TASK TO COMPLETE: Repeat all of the material exactly as given.

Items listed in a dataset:
========================================================================
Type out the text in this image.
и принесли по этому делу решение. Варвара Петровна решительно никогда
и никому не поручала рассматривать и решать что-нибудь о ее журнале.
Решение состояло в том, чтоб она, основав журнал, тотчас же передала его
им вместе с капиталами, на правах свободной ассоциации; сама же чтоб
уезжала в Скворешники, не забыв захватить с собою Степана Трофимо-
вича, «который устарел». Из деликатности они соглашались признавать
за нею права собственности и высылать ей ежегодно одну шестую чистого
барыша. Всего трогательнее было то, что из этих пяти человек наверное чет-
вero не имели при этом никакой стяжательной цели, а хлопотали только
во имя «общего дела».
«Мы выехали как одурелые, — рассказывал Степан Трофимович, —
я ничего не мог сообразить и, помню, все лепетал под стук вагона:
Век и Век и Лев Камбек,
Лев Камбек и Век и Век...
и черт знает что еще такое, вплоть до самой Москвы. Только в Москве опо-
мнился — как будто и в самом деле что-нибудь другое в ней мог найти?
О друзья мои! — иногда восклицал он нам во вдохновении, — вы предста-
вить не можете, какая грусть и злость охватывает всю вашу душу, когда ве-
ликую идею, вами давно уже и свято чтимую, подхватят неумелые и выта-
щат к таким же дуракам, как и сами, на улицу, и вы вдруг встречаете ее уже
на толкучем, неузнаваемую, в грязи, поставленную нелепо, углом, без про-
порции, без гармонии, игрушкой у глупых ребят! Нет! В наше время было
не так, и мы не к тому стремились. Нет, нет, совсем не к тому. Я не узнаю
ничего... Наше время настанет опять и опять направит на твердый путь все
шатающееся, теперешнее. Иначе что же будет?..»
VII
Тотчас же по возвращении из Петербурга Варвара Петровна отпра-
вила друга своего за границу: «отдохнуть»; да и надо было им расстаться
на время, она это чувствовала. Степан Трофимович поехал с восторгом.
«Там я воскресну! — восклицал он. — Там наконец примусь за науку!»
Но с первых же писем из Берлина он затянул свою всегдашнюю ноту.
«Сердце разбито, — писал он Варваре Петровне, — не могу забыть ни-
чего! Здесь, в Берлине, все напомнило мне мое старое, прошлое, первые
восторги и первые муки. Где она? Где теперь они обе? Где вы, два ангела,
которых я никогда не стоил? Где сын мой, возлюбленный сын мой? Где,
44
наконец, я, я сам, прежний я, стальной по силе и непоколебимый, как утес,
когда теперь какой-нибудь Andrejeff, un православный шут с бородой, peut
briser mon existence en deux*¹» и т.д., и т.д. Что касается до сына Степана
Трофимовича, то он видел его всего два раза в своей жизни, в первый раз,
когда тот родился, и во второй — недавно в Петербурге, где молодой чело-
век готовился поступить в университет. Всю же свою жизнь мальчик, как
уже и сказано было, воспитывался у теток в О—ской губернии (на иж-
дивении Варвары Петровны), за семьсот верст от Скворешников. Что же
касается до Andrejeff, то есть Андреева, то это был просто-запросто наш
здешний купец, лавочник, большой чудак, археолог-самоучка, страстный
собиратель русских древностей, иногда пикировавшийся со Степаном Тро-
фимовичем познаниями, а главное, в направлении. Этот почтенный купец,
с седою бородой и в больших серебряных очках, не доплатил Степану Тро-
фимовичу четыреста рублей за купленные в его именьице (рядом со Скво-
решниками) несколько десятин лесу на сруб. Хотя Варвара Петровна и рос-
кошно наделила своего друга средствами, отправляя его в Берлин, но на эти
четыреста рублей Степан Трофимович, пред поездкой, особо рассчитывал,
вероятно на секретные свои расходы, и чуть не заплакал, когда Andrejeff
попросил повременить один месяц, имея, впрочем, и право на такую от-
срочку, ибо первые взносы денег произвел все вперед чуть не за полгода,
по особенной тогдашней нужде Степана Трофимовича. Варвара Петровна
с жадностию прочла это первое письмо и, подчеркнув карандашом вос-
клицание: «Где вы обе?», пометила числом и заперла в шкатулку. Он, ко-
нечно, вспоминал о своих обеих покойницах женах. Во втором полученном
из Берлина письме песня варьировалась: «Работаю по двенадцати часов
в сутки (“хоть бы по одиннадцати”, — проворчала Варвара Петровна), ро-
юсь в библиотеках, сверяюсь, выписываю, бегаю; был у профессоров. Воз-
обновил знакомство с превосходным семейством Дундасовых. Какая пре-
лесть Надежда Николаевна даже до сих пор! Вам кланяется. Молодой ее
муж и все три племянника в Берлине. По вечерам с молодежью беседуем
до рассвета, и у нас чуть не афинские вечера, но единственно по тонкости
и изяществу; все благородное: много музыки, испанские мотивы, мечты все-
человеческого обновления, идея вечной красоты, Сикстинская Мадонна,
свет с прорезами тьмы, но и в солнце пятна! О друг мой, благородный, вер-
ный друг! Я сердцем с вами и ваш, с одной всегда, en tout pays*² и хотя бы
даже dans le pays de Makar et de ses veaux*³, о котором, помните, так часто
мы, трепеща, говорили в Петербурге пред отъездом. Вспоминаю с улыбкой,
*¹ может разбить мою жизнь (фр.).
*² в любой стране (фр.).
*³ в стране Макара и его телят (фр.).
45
========================================================================
TASK SOLUTION:
Type out the text in this image.
и принесли по этому делу решение. Варвара Петровна решительно никогда
и никому не поручала рассматривать и решать что-нибудь о ее журнале.
Решение состояло в том, чтоб она, основав журнал, тотчас же передала его
им вместе с капиталами, на правах свободной ассоциации; сама же чтоб
уезжала в Скворешники, не забыв захватить с собою Степана Трофимо-
вича, «который устарел». Из деликатности они соглашались признавать
за нею права собственности и высылать ей ежегодно одну шестую чистого
барыша. Всего трогательнее было то, что из этих пяти человек наверное чет-
вero не имели при этом никакой стяжательной цели, а хлопотали только
во имя «общего дела».
«Мы выехали как одурелые, — рассказывал Степан Трофимович, —
я ничего не мог сообразить и, помню, все лепетал под стук вагона:
Век и Век и Лев Камбек,
Лев Камбек и Век и Век...
и черт знает что еще такое, вплоть до самой Москвы. Только в Москве опо-
мнился — как будто и в самом деле что-нибудь другое в ней мог найти?
О друзья мои! — иногда восклицал он нам во вдохновении, — вы предста-
вить не можете, какая грусть и злость охватывает всю вашу душу, когда ве-
ликую идею, вами давно уже и свято чтимую, подхватят неумелые и выта-
щат к таким же дуракам, как и сами, на улицу, и вы вдруг встречаете ее уже
на толкучем, неузнаваемую, в грязи, поставленную нелепо, углом, без про-
порции, без гармонии, игрушкой у глупых ребят! Нет! В наше время было
не так, и мы не к тому стремились. Нет, нет, совсем не к тому. Я не узнаю
ничего... Наше время настанет опять и опять направит на твердый путь все
шатающееся, теперешнее. Иначе что же будет?..»
VII
Тотчас же по возвращении из Петербурга Варвара Петровна отпра-
вила друга своего за границу: «отдохнуть»; да и надо было им расстаться
на время, она это чувствовала. Степан Трофимович поехал с восторгом.
«Там я воскресну! — восклицал он. — Там наконец примусь за науку!»
Но с первых же писем из Берлина он затянул свою всегдашнюю ноту.
«Сердце разбито, — писал он Варваре Петровне, — не могу забыть ни-
чего! Здесь, в Берлине, все напомнило мне мое старое, прошлое, первые
восторги и первые муки. Где она? Где теперь они обе? Где вы, два ангела,
которых я никогда не стоил? Где сын мой, возлюбленный сын мой? Где,
44
наконец, я, я сам, прежний я, стальной по силе и непоколебимый, как утес,
когда теперь какой-нибудь Andrejeff, un православный шут с бородой, peut
briser mon existence en deux*¹» и т.д., и т.д. Что касается до сына Степана
Трофимовича, то он видел его всего два раза в своей жизни, в первый раз,
когда тот родился, и во второй — недавно в Петербурге, где молодой чело-
век готовился поступить в университет. Всю же свою жизнь мальчик, как
уже и сказано было, воспитывался у теток в О—ской губернии (на иж-
дивении Варвары Петровны), за семьсот верст от Скворешников. Что же
касается до Andrejeff, то есть Андреева, то это был просто-запросто наш
здешний купец, лавочник, большой чудак, археолог-самоучка, страстный
собиратель русских древностей, иногда пикировавшийся со Степаном Тро-
фимовичем познаниями, а главное, в направлении. Этот почтенный купец,
с седою бородой и в больших серебряных очках, не доплатил Степану Тро-
фимовичу четыреста рублей за купленные в его именьице (рядом со Скво-
решниками) несколько десятин лесу на сруб. Хотя Варвара Петровна и рос-
кошно наделила своего друга средствами, отправляя его в Берлин, но на эти
четыреста рублей Степан Трофимович, пред поездкой, особо рассчитывал,
вероятно на секретные свои расходы, и чуть не заплакал, когда Andrejeff
попросил повременить один месяц, имея, впрочем, и право на такую от-
срочку, ибо первые взносы денег произвел все вперед чуть не за полгода,
по особенной тогдашней нужде Степана Трофимовича. Варвара Петровна
с жадностию прочла это первое письмо и, подчеркнув карандашом вос-
клицание: «Где вы обе?», пометила числом и заперла в шкатулку. Он, ко-
нечно, вспоминал о своих обеих покойницах женах. Во втором полученном
из Берлина письме песня варьировалась: «Работаю по двенадцати часов
в сутки (“хоть бы по одиннадцати”, — проворчала Варвара Петровна), ро-
юсь в библиотеках, сверяюсь, выписываю, бегаю; был у профессоров. Воз-
обновил знакомство с превосходным семейством Дундасовых. Какая пре-
лесть Надежда Николаевна даже до сих пор! Вам кланяется. Молодой ее
муж и все три племянника в Берлине. По вечерам с молодежью беседуем
до рассвета, и у нас чуть не афинские вечера, но единственно по тонкости
и изяществу; все благородное: много музыки, испанские мотивы, мечты все-
человеческого обновления, идея вечной красоты, Сикстинская Мадонна,
свет с прорезами тьмы, но и в солнце пятна! О друг мой, благородный, вер-
ный друг! Я сердцем с вами и ваш, с одной всегда, en tout pays*² и хотя бы
даже dans le pays de Makar et de ses veaux*³, о котором, помните, так часто
мы, трепеща, говорили в Петербурге пред отъездом. Вспоминаю с улыбкой,
*¹ может разбить мою жизнь (фр.).
*² в любой стране (фр.).
*³ в стране Макара и его телят (фр.).
45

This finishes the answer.